↓↓↓

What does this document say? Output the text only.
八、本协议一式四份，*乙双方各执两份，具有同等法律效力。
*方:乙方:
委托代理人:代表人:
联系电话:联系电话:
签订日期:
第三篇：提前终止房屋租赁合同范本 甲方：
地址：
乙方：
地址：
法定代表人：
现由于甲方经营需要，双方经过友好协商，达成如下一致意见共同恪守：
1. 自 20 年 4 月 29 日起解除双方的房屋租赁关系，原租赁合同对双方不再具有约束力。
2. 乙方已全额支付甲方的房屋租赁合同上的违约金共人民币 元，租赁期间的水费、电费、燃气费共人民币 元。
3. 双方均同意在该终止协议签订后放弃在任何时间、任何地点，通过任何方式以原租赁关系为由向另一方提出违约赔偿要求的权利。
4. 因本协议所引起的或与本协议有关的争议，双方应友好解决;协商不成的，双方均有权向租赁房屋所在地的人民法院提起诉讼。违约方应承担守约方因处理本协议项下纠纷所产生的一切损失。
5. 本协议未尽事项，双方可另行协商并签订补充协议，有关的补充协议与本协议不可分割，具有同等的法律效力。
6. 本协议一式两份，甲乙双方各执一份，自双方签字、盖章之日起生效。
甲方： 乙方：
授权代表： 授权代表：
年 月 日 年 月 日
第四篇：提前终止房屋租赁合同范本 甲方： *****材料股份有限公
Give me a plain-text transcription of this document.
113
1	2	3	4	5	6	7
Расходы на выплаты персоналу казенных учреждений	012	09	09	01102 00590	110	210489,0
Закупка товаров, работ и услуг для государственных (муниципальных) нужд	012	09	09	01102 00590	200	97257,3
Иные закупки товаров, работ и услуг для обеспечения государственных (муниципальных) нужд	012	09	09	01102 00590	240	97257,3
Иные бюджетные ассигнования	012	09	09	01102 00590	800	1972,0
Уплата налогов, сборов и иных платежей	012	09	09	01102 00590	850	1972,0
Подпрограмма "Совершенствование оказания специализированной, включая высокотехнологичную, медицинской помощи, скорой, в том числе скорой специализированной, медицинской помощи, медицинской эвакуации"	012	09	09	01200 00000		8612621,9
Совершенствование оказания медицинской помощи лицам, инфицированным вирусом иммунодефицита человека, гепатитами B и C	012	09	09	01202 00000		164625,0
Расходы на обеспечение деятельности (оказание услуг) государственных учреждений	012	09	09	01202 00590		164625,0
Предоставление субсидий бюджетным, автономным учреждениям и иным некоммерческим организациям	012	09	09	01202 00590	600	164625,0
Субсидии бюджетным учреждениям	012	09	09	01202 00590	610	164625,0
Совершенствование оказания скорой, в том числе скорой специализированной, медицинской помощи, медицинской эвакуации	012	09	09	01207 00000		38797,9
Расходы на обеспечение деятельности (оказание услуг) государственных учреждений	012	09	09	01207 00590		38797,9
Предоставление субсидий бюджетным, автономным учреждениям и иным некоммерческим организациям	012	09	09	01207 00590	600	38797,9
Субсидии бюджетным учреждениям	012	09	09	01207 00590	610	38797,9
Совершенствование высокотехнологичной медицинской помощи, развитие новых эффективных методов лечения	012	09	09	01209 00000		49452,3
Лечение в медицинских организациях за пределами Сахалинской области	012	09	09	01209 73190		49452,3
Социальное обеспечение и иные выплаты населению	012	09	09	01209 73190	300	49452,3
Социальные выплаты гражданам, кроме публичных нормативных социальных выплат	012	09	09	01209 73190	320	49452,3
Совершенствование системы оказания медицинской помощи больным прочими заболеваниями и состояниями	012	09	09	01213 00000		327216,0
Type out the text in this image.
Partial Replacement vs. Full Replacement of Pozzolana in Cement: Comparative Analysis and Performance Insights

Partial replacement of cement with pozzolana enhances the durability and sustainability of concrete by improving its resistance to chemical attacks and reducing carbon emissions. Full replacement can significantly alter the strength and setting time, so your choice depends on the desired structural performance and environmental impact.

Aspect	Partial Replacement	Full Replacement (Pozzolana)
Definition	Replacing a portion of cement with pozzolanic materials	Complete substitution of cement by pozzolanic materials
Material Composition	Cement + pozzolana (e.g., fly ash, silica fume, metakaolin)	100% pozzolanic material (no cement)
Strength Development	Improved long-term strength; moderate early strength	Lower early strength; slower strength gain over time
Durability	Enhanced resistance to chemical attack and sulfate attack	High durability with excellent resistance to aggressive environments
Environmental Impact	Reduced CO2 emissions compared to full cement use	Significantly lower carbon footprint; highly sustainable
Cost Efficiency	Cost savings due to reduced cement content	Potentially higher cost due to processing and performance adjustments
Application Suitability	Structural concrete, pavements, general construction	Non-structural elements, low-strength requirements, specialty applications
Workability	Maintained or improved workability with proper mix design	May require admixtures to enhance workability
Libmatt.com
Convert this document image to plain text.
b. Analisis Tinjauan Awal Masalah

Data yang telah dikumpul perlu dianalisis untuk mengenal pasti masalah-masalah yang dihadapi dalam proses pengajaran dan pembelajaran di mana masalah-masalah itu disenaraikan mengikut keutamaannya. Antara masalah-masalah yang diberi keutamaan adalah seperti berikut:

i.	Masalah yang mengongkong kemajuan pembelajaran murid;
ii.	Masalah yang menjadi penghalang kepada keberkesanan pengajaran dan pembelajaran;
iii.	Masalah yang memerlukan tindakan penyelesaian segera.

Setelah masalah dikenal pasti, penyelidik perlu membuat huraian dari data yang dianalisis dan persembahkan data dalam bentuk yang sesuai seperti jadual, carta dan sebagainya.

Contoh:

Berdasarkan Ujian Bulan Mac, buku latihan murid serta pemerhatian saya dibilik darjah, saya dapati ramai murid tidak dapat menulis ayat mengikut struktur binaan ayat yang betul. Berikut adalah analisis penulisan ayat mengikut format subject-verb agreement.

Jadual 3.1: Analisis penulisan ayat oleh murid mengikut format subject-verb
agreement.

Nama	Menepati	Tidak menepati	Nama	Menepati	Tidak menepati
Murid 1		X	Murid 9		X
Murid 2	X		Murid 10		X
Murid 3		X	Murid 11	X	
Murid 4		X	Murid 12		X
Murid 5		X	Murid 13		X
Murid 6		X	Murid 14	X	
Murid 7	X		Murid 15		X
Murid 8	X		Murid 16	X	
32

↑↑↑

What to do -
Sift through the entries and copy every line with "муниципальных".

Output -
Закупка товаров, работ и услуг для государственных (муниципальных) нужд	012	09	09	01102 00590	200	97257,3
Иные закупки товаров, работ и услуг для обеспечения государственных (муниципальных) нужд	012	09	09	01102 00590	240	97257,3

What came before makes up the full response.